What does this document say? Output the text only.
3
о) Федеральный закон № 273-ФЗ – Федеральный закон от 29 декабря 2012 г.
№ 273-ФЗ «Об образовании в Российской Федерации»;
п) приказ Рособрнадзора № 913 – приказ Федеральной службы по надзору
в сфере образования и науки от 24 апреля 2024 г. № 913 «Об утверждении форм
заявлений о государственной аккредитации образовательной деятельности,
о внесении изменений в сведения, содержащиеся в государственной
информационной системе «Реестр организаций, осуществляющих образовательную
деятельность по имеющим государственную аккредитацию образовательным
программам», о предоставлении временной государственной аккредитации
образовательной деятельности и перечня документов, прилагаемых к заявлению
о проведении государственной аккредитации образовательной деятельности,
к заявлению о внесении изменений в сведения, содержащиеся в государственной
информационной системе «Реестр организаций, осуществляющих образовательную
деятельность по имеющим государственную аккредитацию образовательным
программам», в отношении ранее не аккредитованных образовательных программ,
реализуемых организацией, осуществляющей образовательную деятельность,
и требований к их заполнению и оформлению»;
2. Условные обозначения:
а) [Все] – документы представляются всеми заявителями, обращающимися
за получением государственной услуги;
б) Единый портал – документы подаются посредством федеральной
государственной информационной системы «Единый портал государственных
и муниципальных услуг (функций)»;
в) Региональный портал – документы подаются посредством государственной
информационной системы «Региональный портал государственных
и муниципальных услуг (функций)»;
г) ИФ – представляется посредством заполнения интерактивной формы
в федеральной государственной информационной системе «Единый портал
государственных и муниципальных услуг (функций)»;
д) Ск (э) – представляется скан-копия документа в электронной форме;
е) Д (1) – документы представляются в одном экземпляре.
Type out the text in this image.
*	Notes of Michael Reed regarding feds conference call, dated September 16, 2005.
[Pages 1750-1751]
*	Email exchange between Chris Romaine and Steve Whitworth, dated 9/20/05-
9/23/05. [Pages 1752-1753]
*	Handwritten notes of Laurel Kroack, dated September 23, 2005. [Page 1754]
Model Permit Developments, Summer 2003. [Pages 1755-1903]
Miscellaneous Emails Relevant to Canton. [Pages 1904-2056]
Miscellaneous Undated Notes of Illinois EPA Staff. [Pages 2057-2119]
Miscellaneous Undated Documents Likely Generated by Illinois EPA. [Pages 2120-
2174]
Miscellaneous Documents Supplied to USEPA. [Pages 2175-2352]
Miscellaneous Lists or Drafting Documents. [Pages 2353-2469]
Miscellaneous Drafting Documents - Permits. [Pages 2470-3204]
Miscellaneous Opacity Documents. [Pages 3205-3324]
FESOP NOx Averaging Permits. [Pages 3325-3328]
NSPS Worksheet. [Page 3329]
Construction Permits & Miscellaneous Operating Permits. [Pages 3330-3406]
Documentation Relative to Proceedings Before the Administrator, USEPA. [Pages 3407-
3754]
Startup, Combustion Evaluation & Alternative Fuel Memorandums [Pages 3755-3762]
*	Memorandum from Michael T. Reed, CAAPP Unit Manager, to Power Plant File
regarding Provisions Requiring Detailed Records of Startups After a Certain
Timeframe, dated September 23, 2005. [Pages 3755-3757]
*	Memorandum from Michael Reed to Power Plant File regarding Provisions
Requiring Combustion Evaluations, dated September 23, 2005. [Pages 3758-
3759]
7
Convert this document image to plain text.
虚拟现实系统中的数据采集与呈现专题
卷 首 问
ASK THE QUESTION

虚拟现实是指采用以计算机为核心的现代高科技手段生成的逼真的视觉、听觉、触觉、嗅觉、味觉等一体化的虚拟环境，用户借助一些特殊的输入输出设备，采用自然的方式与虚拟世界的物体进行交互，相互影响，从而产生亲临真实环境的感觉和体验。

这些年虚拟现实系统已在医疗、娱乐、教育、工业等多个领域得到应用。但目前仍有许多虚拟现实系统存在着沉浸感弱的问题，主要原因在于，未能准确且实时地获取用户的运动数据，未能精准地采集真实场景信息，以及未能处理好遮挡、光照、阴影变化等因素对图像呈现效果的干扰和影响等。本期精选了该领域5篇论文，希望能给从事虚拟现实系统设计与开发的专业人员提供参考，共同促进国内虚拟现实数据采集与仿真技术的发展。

**AIM OF THE EXERCISE**. Repeat each record in full; every line must match exactly.

**WRITTEN REPLY**.
What does this document say? Output the text only.
3
о) Федеральный закон № 273-ФЗ – Федеральный закон от 29 декабря 2012 г.
№ 273-ФЗ «Об образовании в Российской Федерации»;
п) приказ Рособрнадзора № 913 – приказ Федеральной службы по надзору
в сфере образования и науки от 24 апреля 2024 г. № 913 «Об утверждении форм
заявлений о государственной аккредитации образовательной деятельности,
о внесении изменений в сведения, содержащиеся в государственной
информационной системе «Реестр организаций, осуществляющих образовательную
деятельность по имеющим государственную аккредитацию образовательным
программам», о предоставлении временной государственной аккредитации
образовательной деятельности и перечня документов, прилагаемых к заявлению
о проведении государственной аккредитации образовательной деятельности,
к заявлению о внесении изменений в сведения, содержащиеся в государственной
информационной системе «Реестр организаций, осуществляющих образовательную
деятельность по имеющим государственную аккредитацию образовательным
программам», в отношении ранее не аккредитованных образовательных программ,
реализуемых организацией, осуществляющей образовательную деятельность,
и требований к их заполнению и оформлению»;
2. Условные обозначения:
а) [Все] – документы представляются всеми заявителями, обращающимися
за получением государственной услуги;
б) Единый портал – документы подаются посредством федеральной
государственной информационной системы «Единый портал государственных
и муниципальных услуг (функций)»;
в) Региональный портал – документы подаются посредством государственной
информационной системы «Региональный портал государственных
и муниципальных услуг (функций)»;
г) ИФ – представляется посредством заполнения интерактивной формы
в федеральной государственной информационной системе «Единый портал
государственных и муниципальных услуг (функций)»;
д) Ск (э) – представляется скан-копия документа в электронной форме;
е) Д (1) – документы представляются в одном экземпляре.
Type out the text in this image.
*	Notes of Michael Reed regarding feds conference call, dated September 16, 2005.
[Pages 1750-1751]
*	Email exchange between Chris Romaine and Steve Whitworth, dated 9/20/05-
9/23/05. [Pages 1752-1753]
*	Handwritten notes of Laurel Kroack, dated September 23, 2005. [Page 1754]
Model Permit Developments, Summer 2003. [Pages 1755-1903]
Miscellaneous Emails Relevant to Canton. [Pages 1904-2056]
Miscellaneous Undated Notes of Illinois EPA Staff. [Pages 2057-2119]
Miscellaneous Undated Documents Likely Generated by Illinois EPA. [Pages 2120-
2174]
Miscellaneous Documents Supplied to USEPA. [Pages 2175-2352]
Miscellaneous Lists or Drafting Documents. [Pages 2353-2469]
Miscellaneous Drafting Documents - Permits. [Pages 2470-3204]
Miscellaneous Opacity Documents. [Pages 3205-3324]
FESOP NOx Averaging Permits. [Pages 3325-3328]
NSPS Worksheet. [Page 3329]
Construction Permits & Miscellaneous Operating Permits. [Pages 3330-3406]
Documentation Relative to Proceedings Before the Administrator, USEPA. [Pages 3407-
3754]
Startup, Combustion Evaluation & Alternative Fuel Memorandums [Pages 3755-3762]
*	Memorandum from Michael T. Reed, CAAPP Unit Manager, to Power Plant File
regarding Provisions Requiring Detailed Records of Startups After a Certain
Timeframe, dated September 23, 2005. [Pages 3755-3757]
*	Memorandum from Michael Reed to Power Plant File regarding Provisions
Requiring Combustion Evaluations, dated September 23, 2005. [Pages 3758-
3759]
7
Convert this document image to plain text.
虚拟现实系统中的数据采集与呈现专题
卷 首 问
ASK THE QUESTION

虚拟现实是指采用以计算机为核心的现代高科技手段生成的逼真的视觉、听觉、触觉、嗅觉、味觉等一体化的虚拟环境，用户借助一些特殊的输入输出设备，采用自然的方式与虚拟世界的物体进行交互，相互影响，从而产生亲临真实环境的感觉和体验。

这些年虚拟现实系统已在医疗、娱乐、教育、工业等多个领域得到应用。但目前仍有许多虚拟现实系统存在着沉浸感弱的问题，主要原因在于，未能准确且实时地获取用户的运动数据，未能精准地采集真实场景信息，以及未能处理好遮挡、光照、阴影变化等因素对图像呈现效果的干扰和影响等。本期精选了该领域5篇论文，希望能给从事虚拟现实系统设计与开发的专业人员提供参考，共同促进国内虚拟现实数据采集与仿真技术的发展。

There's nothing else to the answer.